### Exercise directions
Write out each line from the data below that includes the word "abgebrochen".
━━━━━━━━━━━━━━━━━━━━
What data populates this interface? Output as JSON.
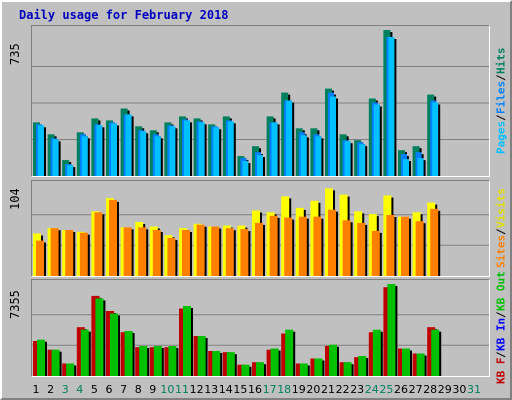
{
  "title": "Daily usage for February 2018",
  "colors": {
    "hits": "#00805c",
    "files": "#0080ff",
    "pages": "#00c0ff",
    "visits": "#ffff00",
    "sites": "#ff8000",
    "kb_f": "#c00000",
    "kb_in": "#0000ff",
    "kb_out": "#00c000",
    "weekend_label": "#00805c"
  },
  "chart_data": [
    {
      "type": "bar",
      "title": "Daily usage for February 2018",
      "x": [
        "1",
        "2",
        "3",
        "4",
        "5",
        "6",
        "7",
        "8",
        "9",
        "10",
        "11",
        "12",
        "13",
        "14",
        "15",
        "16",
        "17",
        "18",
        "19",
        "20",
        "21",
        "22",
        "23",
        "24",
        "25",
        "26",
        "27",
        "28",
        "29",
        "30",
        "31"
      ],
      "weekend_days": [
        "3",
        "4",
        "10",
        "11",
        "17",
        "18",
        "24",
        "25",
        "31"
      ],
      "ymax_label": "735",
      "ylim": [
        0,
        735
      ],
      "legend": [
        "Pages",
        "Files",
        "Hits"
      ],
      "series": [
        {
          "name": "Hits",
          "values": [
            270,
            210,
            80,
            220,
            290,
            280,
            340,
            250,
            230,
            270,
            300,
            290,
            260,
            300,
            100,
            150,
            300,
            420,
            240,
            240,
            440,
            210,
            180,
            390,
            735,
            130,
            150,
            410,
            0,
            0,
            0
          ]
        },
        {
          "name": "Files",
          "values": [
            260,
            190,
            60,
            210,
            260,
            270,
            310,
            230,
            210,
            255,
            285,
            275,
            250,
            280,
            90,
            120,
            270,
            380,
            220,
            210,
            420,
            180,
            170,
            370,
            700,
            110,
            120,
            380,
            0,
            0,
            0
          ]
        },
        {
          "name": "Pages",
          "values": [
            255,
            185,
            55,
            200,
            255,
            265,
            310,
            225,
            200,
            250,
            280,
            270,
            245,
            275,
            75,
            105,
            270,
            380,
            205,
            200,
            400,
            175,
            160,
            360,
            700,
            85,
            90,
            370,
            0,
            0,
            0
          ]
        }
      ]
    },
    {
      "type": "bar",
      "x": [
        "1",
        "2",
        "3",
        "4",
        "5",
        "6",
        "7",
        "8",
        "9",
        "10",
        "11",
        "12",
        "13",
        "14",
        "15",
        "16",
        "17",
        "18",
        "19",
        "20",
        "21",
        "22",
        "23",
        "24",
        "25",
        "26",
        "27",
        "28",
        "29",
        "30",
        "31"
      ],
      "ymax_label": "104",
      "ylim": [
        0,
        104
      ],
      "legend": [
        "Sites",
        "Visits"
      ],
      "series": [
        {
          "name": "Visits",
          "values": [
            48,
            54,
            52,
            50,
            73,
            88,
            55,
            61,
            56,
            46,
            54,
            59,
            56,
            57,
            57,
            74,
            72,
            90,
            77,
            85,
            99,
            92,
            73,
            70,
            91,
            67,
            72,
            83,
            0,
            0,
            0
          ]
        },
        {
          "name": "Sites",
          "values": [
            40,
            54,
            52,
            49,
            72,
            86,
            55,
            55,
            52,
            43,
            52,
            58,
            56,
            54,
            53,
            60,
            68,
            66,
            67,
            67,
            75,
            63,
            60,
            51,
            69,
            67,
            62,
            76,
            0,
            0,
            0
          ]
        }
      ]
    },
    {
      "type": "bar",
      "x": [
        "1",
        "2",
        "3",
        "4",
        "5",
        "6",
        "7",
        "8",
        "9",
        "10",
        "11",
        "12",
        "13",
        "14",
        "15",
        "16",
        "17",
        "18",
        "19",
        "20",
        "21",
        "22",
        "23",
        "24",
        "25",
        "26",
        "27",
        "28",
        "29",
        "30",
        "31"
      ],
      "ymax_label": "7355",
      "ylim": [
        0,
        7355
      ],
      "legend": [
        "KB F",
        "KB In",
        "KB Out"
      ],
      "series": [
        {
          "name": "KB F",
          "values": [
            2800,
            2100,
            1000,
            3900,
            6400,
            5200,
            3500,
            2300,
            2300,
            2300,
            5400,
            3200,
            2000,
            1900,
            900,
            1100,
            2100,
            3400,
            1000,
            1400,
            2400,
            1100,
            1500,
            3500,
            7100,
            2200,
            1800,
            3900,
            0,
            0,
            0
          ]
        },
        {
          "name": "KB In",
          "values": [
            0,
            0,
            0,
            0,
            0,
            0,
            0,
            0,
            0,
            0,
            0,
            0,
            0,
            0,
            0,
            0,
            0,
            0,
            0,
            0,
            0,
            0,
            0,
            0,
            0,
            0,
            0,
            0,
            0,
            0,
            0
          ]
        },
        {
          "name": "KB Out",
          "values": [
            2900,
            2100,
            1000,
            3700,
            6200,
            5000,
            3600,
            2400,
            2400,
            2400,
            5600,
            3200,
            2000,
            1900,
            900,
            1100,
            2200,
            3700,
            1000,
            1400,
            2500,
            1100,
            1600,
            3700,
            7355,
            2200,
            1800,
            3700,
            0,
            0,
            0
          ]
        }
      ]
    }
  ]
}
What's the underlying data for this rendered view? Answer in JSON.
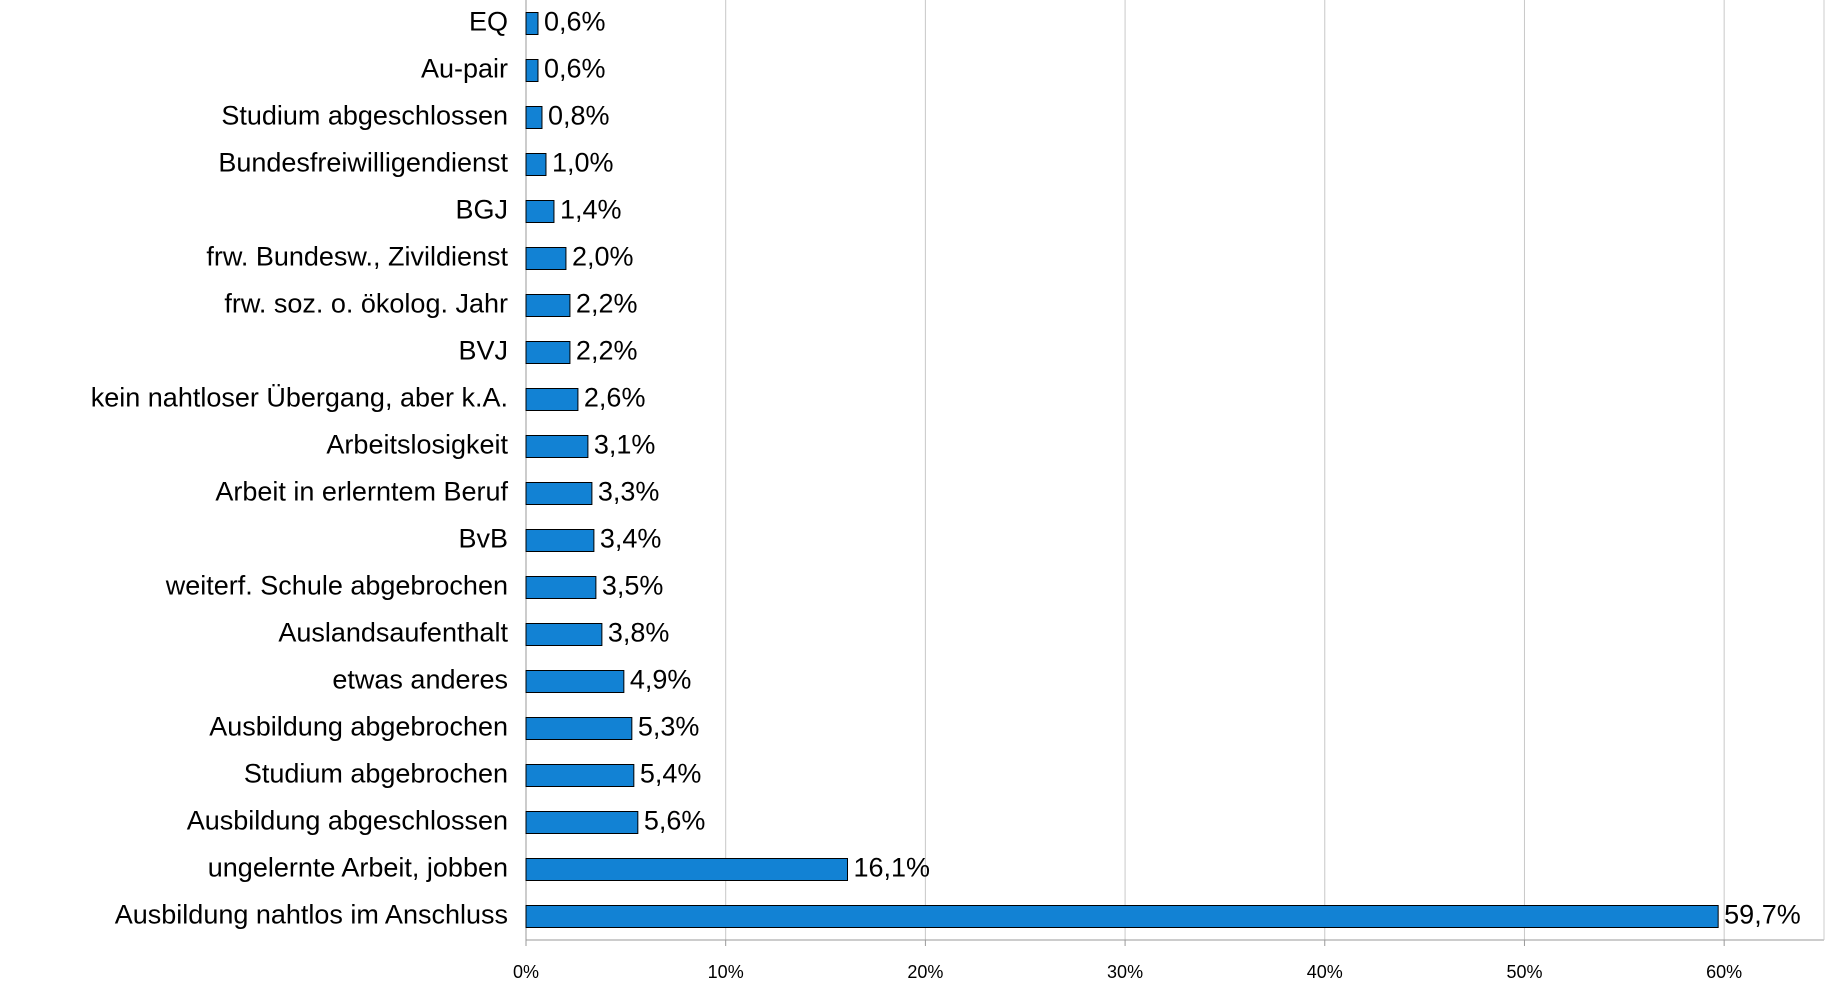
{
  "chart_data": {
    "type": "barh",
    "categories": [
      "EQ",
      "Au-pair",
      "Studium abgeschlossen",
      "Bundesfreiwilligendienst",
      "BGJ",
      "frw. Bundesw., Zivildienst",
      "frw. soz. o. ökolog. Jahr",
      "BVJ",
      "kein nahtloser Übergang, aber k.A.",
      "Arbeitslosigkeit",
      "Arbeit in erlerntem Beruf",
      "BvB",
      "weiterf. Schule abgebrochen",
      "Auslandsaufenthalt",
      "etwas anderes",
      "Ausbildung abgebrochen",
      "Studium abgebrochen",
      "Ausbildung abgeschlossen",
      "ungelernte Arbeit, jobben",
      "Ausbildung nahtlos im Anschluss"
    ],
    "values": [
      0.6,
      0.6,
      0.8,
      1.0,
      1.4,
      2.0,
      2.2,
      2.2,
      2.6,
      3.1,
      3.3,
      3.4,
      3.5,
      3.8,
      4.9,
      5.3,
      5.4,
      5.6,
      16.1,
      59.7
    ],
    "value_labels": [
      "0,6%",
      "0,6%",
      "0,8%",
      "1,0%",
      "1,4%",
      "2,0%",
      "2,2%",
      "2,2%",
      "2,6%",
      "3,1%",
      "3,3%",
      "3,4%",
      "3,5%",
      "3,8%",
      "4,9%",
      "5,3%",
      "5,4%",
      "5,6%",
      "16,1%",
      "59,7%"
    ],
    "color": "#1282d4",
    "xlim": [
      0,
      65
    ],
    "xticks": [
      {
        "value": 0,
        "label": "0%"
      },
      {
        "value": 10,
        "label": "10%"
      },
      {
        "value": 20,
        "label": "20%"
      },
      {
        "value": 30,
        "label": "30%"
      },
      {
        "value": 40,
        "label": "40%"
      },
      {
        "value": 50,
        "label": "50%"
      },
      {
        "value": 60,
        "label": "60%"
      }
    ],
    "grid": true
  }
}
━━━━━━━━━━━━━━━━━━━━
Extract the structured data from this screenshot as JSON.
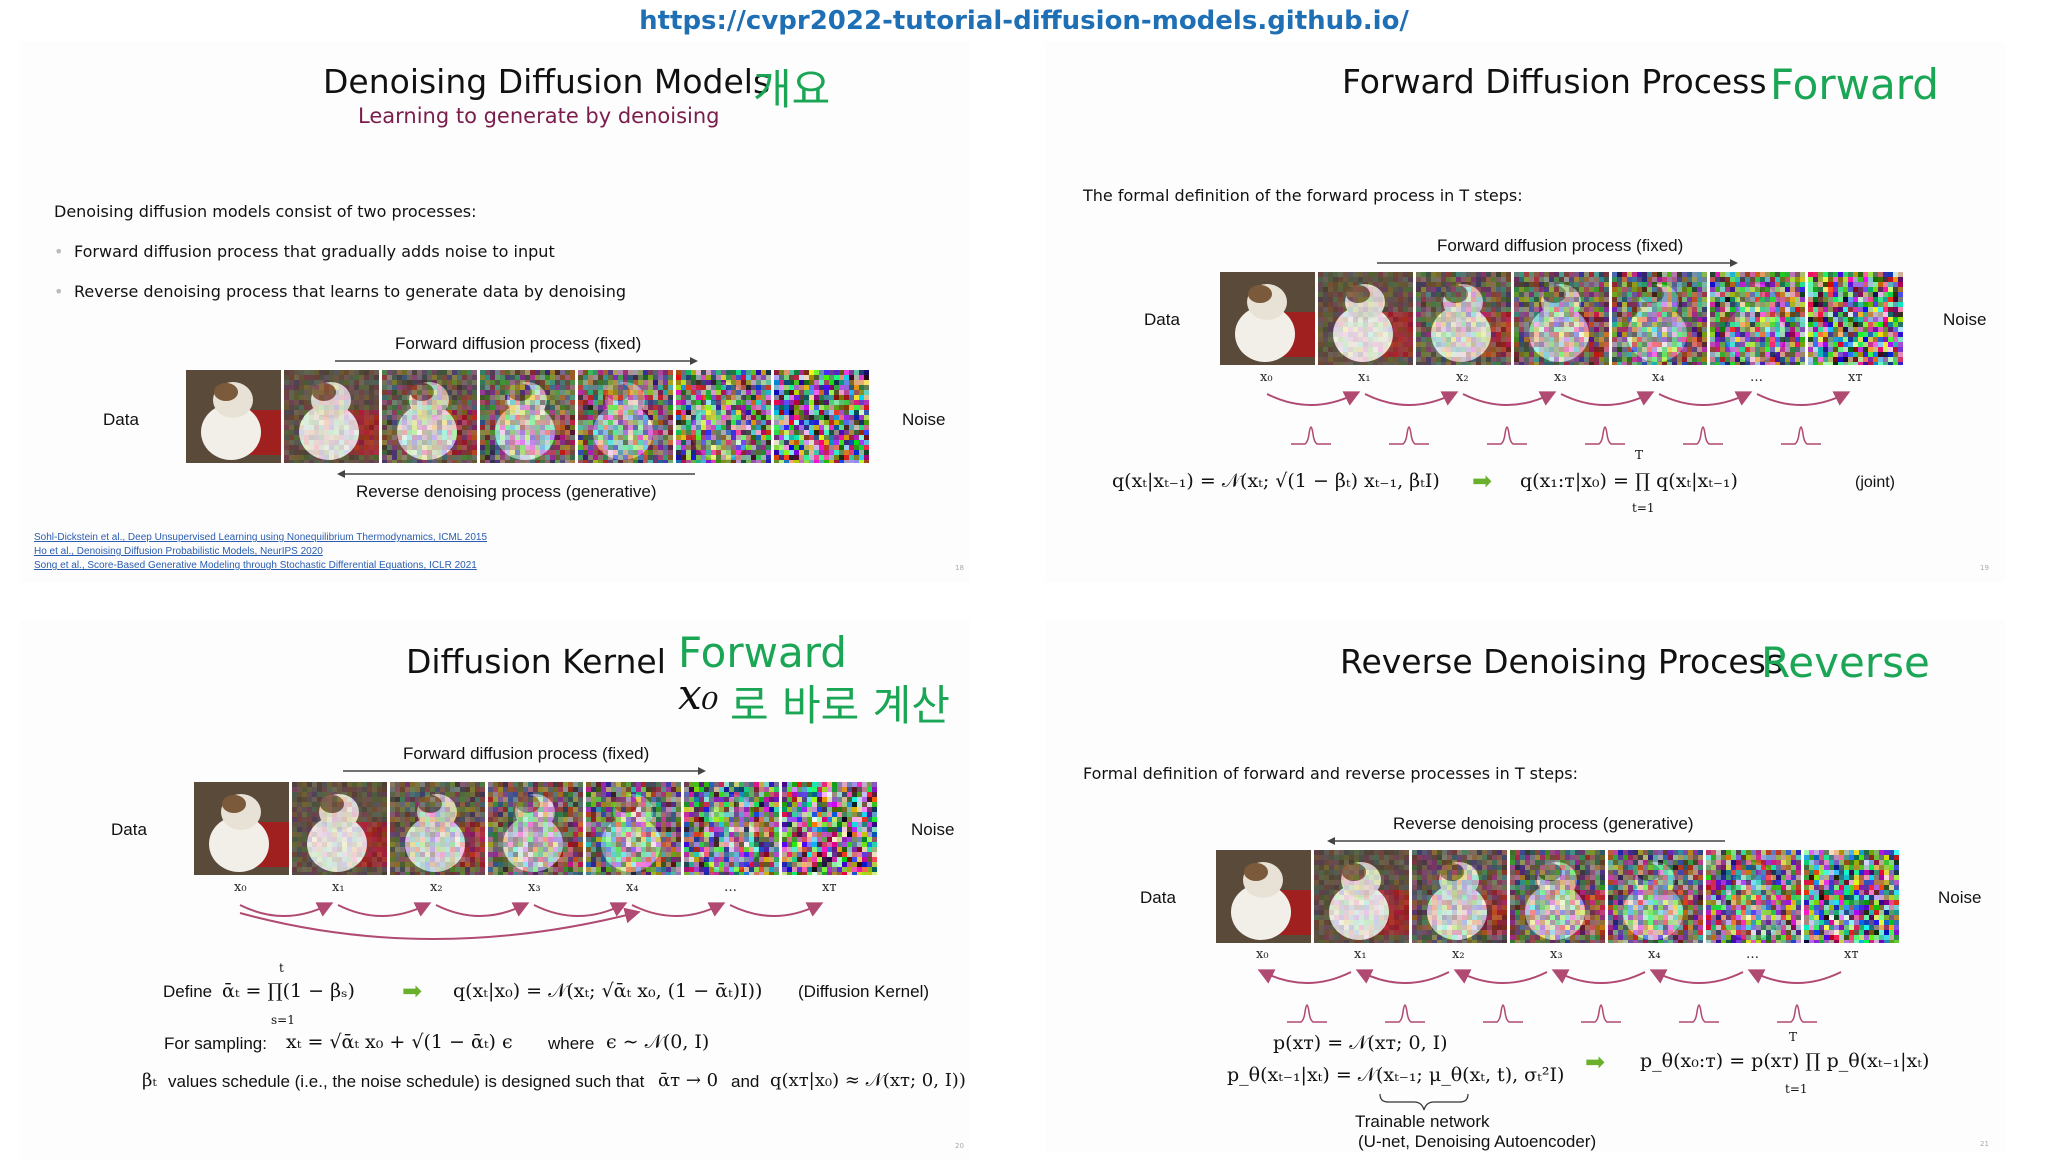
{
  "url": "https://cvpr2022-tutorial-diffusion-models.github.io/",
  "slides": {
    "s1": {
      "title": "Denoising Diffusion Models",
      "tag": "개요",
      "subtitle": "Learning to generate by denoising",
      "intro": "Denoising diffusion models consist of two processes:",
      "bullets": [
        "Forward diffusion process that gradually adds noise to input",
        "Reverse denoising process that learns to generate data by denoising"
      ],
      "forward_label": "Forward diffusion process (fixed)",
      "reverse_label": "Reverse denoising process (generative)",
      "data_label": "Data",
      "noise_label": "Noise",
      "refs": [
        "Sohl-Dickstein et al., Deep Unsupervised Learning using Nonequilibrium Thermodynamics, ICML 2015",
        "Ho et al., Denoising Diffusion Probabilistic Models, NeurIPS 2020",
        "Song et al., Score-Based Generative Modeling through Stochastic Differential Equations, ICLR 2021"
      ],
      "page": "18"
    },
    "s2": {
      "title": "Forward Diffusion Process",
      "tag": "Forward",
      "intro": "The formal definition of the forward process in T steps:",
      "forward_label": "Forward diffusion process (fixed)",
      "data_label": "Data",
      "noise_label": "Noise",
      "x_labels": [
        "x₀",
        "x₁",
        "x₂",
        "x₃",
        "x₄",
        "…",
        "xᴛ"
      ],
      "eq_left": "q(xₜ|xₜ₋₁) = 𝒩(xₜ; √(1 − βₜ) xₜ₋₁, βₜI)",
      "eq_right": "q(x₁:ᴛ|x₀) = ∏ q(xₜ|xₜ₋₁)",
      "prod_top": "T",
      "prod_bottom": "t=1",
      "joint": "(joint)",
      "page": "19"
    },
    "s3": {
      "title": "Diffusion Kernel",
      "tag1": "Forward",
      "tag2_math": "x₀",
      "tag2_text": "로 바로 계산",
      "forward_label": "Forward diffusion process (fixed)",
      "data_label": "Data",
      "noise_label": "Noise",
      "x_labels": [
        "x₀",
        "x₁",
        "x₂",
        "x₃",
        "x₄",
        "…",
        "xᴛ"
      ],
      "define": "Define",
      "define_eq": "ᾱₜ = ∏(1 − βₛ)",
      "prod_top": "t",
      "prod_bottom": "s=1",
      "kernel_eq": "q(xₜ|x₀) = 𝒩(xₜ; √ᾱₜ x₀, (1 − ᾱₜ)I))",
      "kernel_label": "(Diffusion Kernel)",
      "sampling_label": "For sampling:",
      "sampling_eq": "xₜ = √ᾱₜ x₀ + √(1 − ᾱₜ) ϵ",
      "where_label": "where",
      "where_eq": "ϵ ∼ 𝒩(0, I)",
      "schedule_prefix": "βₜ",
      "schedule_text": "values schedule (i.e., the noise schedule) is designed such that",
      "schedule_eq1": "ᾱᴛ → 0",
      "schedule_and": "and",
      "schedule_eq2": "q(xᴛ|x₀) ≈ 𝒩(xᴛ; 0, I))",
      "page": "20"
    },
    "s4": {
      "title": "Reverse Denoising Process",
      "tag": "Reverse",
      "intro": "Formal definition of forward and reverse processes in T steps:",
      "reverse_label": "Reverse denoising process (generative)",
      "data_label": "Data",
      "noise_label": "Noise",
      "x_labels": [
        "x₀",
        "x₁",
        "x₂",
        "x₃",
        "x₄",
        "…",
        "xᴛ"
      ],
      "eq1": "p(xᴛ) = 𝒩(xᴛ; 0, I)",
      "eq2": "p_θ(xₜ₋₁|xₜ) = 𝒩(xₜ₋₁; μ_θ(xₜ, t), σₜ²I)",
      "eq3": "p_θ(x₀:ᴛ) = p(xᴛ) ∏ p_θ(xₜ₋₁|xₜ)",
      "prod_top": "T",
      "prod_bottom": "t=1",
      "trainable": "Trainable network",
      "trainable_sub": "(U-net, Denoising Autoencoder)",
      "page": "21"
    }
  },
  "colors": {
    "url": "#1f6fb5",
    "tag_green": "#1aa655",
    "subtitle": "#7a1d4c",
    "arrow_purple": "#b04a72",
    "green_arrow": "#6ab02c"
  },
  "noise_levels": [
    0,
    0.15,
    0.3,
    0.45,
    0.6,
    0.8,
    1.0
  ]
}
━━━━━━━━━━━━━━━━━━━━
### The solution
      "weiterf. Schule abgebrochen",
      "Ausbildung abgebrochen",
      "Studium abgebrochen",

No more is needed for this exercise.